### Task to complete
Summarize the extract in three sentences.

### Extract

Content starts

Researchers have recommended a greater involvement of CHWs in NCD work to narrow down the access gap in India [37]. The current study provides further evidence in support of that recommendation. However, several steps may be necessary to implement this recommendation effectively. In 2018, a training module was designed at the national level to train the ASHA CHWs on NCDs including hypertension [40]. It included a section on the skill of BP measurement but, the decision on equipping the CHWs in BP measurement was left to the states [40]. Most of the states are yet to take a clear decision in this regard. Chhattisgarh has been one of the pioneer states in starting the initiative to equip the CHWs in BP measurement. Starting from 2019, the state equipped 3700 CHWs in urban areas and 27,000 CHWs in rural areas by March 2023 [41]. Apart from providing the training and equipment, paying the CHWs is another important aspect. In India, ASHA CHWs do not earn a monthly salary and task-based incentives constitute the main mode of payment for them [23]. A cash incentive has been introduced by the national government that allows the ASHA CHWs to earn a small amount every time they help in identification of a hypertension case and when their home visits ensure regular clinic visits by hypertension cases [42]. The current study shows that if CHWs get equipped for BP measurement, the identified cases of hypertension rise substantially. Thus, measuring BP can help the ASHA CHWs to earn better as well.

The current study recommends a stronger push by the national and state governments to equip all the one million ASHAs in the country to measure BP. This will require an increase in the public funding. In Chhattisgarh, supportive supervision has been recognised as a key strength behind its successful CHW-based interventions [23,24,25,26,27,28]. This factor could have helped the efforts of Chhattisgarh on the hypertension front as well. This suggests that strengthening the supportive supervision in the ASHA CHW programme should be a priority across the country. A CHW-based intervention cannot succeed in isolation, especially in the context of diseases such as hypertension that require care from clinicians also. In this regard, the newly established network of 150,000 health and wellness centres, each covering a population of around 5000, can play a crucial role. Equipping the CHWs in BP measurement, engaging them in primary care of hypertension in tandem with increasing their remuneration and integrating them with the primary care network of health and wellness centres will be the measures vital for achieving the desired population coverage in India.

Further research is recommended to identify the factors that facilitated the CHWs in Chhattisgarh in being effective in their role in screening and primary care of hypertension. Further research is recommended to find ways to scale up such initiatives, especially in the LMIC contexts. Studies are needed to examine if similar interventions for other important NCDs, type-2 diabetes for instance, can be feasible through CHWs.

Limitations: The survey in current study did not measure BP of the participants and therefore it did not find out if BP was controlled better with the CHW intervention. Modifications in lifestyle and diet are also important components of primary care of hypertension but the current study did not focus on these aspects [43].

Conclusion

The intervention of equipping the CHWs to measure BP was effective in increasing the screening and identification of hypertension, regular measurement of BP of the identified hypertension cases and their adherence to medication. Remarkable improvements in primary care of hypertension were achieved in the context of a government funded and large-scale CHW programme. This shows the potential that can be realized by training the one million strong work-force of ASHA CHWs in India. Governments in India and other LMICs need to provide a stronger policy push to get this materialised if the existing disparities in access to NCD care are to be addressed and the desired population coverage is to be achieved.

Content ends

### Document layout analysis data
Content starts

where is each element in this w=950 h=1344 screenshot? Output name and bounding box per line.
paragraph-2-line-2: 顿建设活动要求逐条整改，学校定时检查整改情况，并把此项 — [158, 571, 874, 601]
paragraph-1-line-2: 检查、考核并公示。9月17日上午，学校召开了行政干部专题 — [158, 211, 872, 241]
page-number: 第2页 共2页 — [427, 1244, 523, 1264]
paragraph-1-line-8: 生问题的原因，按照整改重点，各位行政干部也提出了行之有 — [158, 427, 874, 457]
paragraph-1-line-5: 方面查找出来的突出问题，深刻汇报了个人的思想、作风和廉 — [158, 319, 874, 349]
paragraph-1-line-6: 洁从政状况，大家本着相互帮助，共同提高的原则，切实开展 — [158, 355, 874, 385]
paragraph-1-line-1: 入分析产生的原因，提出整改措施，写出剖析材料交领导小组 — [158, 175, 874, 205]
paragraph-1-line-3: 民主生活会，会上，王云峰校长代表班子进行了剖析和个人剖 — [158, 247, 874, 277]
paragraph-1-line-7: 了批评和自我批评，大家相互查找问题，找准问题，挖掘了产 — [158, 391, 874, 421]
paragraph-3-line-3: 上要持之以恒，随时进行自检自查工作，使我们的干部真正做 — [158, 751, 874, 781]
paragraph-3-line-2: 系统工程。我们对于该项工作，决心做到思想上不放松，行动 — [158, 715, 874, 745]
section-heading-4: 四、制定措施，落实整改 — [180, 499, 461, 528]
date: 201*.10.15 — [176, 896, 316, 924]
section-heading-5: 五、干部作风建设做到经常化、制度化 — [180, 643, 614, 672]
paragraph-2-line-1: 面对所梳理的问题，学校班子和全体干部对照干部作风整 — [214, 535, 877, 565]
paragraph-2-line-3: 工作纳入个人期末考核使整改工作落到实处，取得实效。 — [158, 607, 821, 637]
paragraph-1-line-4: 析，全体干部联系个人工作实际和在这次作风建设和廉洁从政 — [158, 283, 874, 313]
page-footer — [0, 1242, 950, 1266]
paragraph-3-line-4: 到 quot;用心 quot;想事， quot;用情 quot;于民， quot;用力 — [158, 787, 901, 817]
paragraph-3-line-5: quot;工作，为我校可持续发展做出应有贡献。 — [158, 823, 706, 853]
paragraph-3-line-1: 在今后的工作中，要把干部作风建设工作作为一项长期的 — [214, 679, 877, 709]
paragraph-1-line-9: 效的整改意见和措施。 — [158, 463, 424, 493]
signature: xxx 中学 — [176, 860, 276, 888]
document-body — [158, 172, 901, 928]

Content ends

### Answer
The study finds that equipping ASHA CHWs to measure blood pressure substantially raises the number of identified hypertension cases, so it urges the national and state governments to equip all one million ASHAs in India, which will require more public funding. It also calls for stronger supportive supervision, better pay for the CHWs, and integration with the new network of health and wellness centers, and it points to Chhattisgarh as a pioneer state. The intervention increased screening, regular BP measurement, and medication adherence, but the survey did not measure participants' BP and so could not show whether BP control improved.